Write out all the lines again, precisely as they stand, but without the images.

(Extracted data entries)
— begin —

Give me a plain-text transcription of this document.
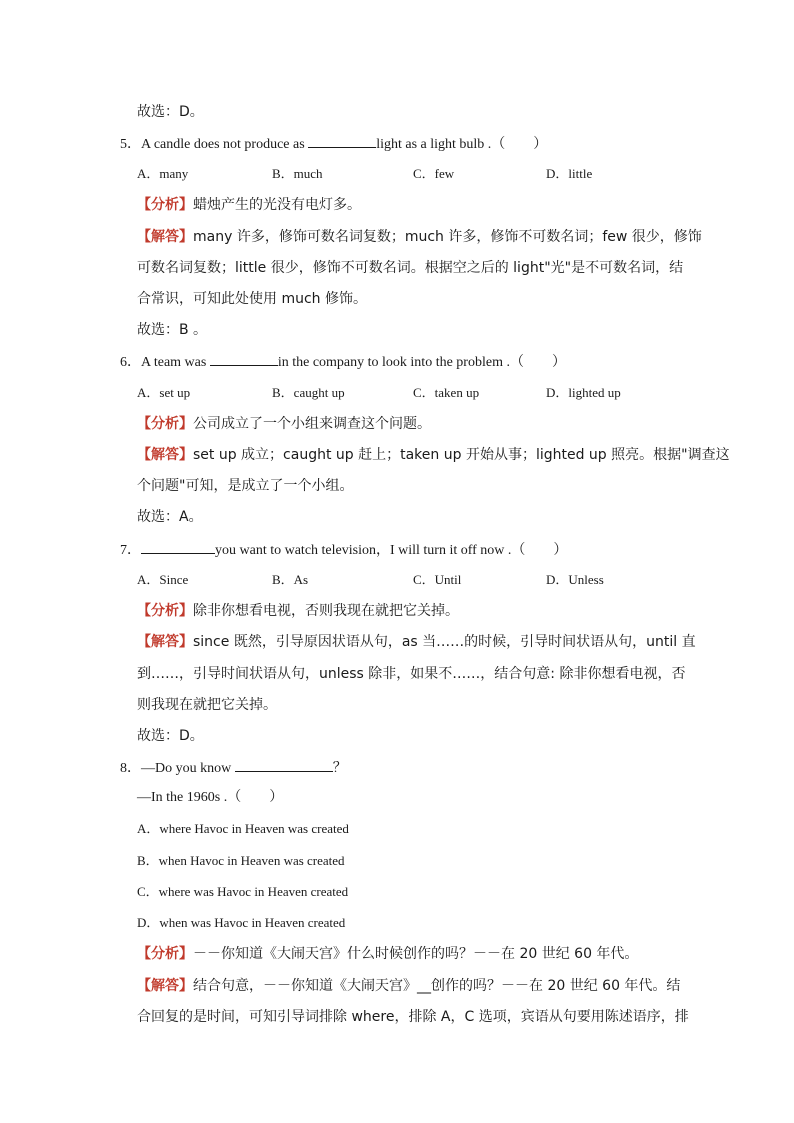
故选：D。
5．A candle does not produce as	light as a light bulb .（　　）
A．many	B．much	C．few	D．little
【分析】蜡烛产生的光没有电灯多。
【解答】many 许多，修饰可数名词复数；much 许多，修饰不可数名词；few 很少，修饰
可数名词复数；little 很少，修饰不可数名词。根据空之后的 light"光"是不可数名词，结
合常识，可知此处使用 much 修饰。
故选：B 。
6．A team was	in the company to look into the problem .（　　）
A．set up	B．caught up	C．taken up	D．lighted up
【分析】公司成立了一个小组来调查这个问题。
【解答】set up 成立；caught up 赶上；taken up 开始从事；lighted up 照亮。根据"调查这
个问题"可知，是成立了一个小组。
故选：A。
7．	you want to watch television，I will turn it off now .（　　）
A．Since	B．As	C．Until	D．Unless
【分析】除非你想看电视，否则我现在就把它关掉。
【解答】since 既然，引导原因状语从句，as 当……的时候，引导时间状语从句，until 直
到……，引导时间状语从句，unless 除非，如果不……，结合句意: 除非你想看电视，否
则我现在就把它关掉。
故选：D。
8．—Do you know	？
—In the 1960s .（　　）
A．where Havoc in Heaven was created
B．when Havoc in Heaven was created
C．where was Havoc in Heaven created
D．when was Havoc in Heaven created
【分析】－－你知道《大闹天宫》什么时候创作的吗？－－在 20 世纪 60 年代。
【解答】结合句意，－－你知道《大闹天宫》__创作的吗？－－在 20 世纪 60 年代。结
合回复的是时间，可知引导词排除 where，排除 A，C 选项，宾语从句要用陈述语序，排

— end —

ANSWER TO THIS TASK
Give me a plain-text transcription of this document.
故选：D。
5．A candle does not produce as	light as a light bulb .（　　）
A．many	B．much	C．few	D．little
【分析】蜡烛产生的光没有电灯多。
【解答】many 许多，修饰可数名词复数；much 许多，修饰不可数名词；few 很少，修饰
可数名词复数；little 很少，修饰不可数名词。根据空之后的 light"光"是不可数名词，结
合常识，可知此处使用 much 修饰。
故选：B 。
6．A team was	in the company to look into the problem .（　　）
A．set up	B．caught up	C．taken up	D．lighted up
【分析】公司成立了一个小组来调查这个问题。
【解答】set up 成立；caught up 赶上；taken up 开始从事；lighted up 照亮。根据"调查这
个问题"可知，是成立了一个小组。
故选：A。
7．	you want to watch television，I will turn it off now .（　　）
A．Since	B．As	C．Until	D．Unless
【分析】除非你想看电视，否则我现在就把它关掉。
【解答】since 既然，引导原因状语从句，as 当……的时候，引导时间状语从句，until 直
到……，引导时间状语从句，unless 除非，如果不……，结合句意: 除非你想看电视，否
则我现在就把它关掉。
故选：D。
8．—Do you know	？
—In the 1960s .（　　）
A．where Havoc in Heaven was created
B．when Havoc in Heaven was created
C．where was Havoc in Heaven created
D．when was Havoc in Heaven created
【分析】－－你知道《大闹天宫》什么时候创作的吗？－－在 20 世纪 60 年代。
【解答】结合句意，－－你知道《大闹天宫》__创作的吗？－－在 20 世纪 60 年代。结
合回复的是时间，可知引导词排除 where，排除 A，C 选项，宾语从句要用陈述语序，排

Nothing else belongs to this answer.